WHAT YOU SHOULD DO:
Find the word "this" in the listing; pull out each line holding it.
>>>>
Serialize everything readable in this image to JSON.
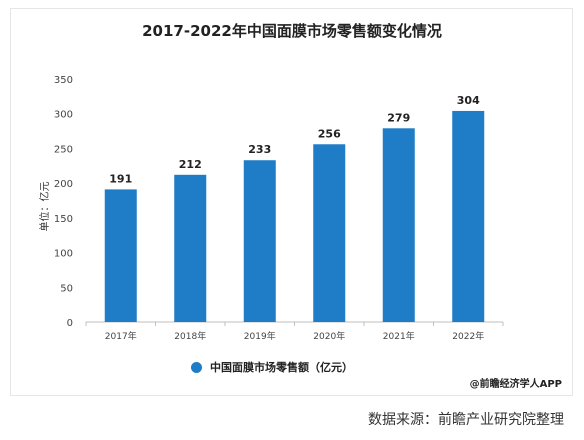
{
  "page": {
    "credit": "@前瞻经济学人APP",
    "source": "数据来源：前瞻产业研究院整理"
  },
  "chart_data": {
    "type": "bar",
    "title": "2017-2022年中国面膜市场零售额变化情况",
    "ylabel": "单位：亿元",
    "xlabel": "",
    "categories": [
      "2017年",
      "2018年",
      "2019年",
      "2020年",
      "2021年",
      "2022年"
    ],
    "series": [
      {
        "name": "中国面膜市场零售额（亿元）",
        "values": [
          191,
          212,
          233,
          256,
          279,
          304
        ]
      }
    ],
    "ylim": [
      0,
      350
    ],
    "yticks": [
      0,
      50,
      100,
      150,
      200,
      250,
      300,
      350
    ],
    "grid": false,
    "legend": "bottom",
    "bar_color": "#1f7cc6",
    "data_labels": true
  }
}
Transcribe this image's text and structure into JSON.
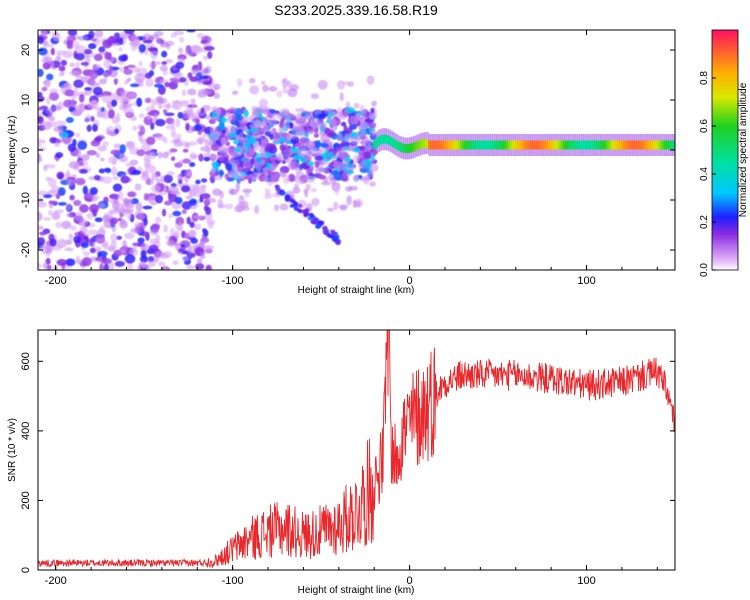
{
  "title": "S233.2025.339.16.58.R19",
  "chart_data": [
    {
      "type": "heatmap",
      "name": "spectrogram",
      "xlabel": "Height of straight line (km)",
      "ylabel": "Frequency (Hz)",
      "xlim": [
        -210,
        150
      ],
      "ylim": [
        -24,
        24
      ],
      "xticks": [
        -200,
        -100,
        0,
        100
      ],
      "yticks": [
        -20,
        -10,
        0,
        10,
        20
      ],
      "xtick_labels": [
        "-200",
        "-100",
        "0",
        "100"
      ],
      "ytick_labels": [
        "-20",
        "-10",
        "0",
        "10",
        "20"
      ],
      "colorbar": {
        "label": "Normalized spectral amplitude",
        "range": [
          0,
          1
        ],
        "ticks": [
          0.0,
          0.2,
          0.4,
          0.6,
          0.8
        ],
        "tick_labels": [
          "0.0",
          "0.2",
          "0.4",
          "0.6",
          "0.8"
        ]
      },
      "regions": [
        {
          "x_range": [
            -210,
            -112
          ],
          "freq_range": [
            -24,
            24
          ],
          "amplitude": [
            0.05,
            0.25
          ],
          "description": "diffuse noise"
        },
        {
          "x_range": [
            -112,
            -20
          ],
          "freq_range": [
            -6,
            8
          ],
          "amplitude": [
            0.2,
            0.45
          ],
          "description": "scattered signal"
        },
        {
          "x_range": [
            -75,
            -40
          ],
          "freq_range": [
            -18,
            -8
          ],
          "amplitude": [
            0.2,
            0.3
          ],
          "description": "descending branch"
        },
        {
          "x_range": [
            -20,
            150
          ],
          "freq_center": [
            1,
            1
          ],
          "amplitude": [
            0.6,
            0.95
          ],
          "description": "carrier line"
        }
      ]
    },
    {
      "type": "line",
      "name": "snr",
      "xlabel": "Height of straight line (km)",
      "ylabel": "SNR (10 * v/v)",
      "xlim": [
        -210,
        150
      ],
      "ylim": [
        0,
        690
      ],
      "xticks": [
        -200,
        -100,
        0,
        100
      ],
      "yticks": [
        0,
        200,
        400,
        600
      ],
      "xtick_labels": [
        "-200",
        "-100",
        "0",
        "100"
      ],
      "ytick_labels": [
        "0",
        "200",
        "400",
        "600"
      ],
      "color": "#e8282c",
      "x": [
        -210,
        -180,
        -150,
        -120,
        -110,
        -100,
        -90,
        -80,
        -70,
        -60,
        -50,
        -40,
        -30,
        -20,
        -15,
        -12,
        -10,
        -5,
        0,
        10,
        20,
        30,
        40,
        60,
        80,
        100,
        120,
        140,
        145,
        150
      ],
      "y": [
        20,
        20,
        20,
        20,
        25,
        60,
        90,
        110,
        120,
        100,
        110,
        130,
        170,
        250,
        320,
        690,
        300,
        380,
        420,
        470,
        540,
        560,
        560,
        560,
        550,
        530,
        540,
        570,
        520,
        420
      ]
    }
  ]
}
<<<<
WRITTEN SOLUTION:
Serialize everything readable in this image to JSON.
Transcribe this image's text and structure into JSON.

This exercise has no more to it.